* PROBLEM STATEMENT *
Please output the lines shown below exactly as they appear.

* RAW RECORDS *
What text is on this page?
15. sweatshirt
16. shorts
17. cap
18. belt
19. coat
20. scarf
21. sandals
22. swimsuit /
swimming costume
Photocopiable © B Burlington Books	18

* RESULT *
What text is on this page?
15. sweatshirt
16. shorts
17. cap
18. belt
19. coat
20. scarf
21. sandals
22. swimsuit /
swimming costume
Photocopiable © B Burlington Books	18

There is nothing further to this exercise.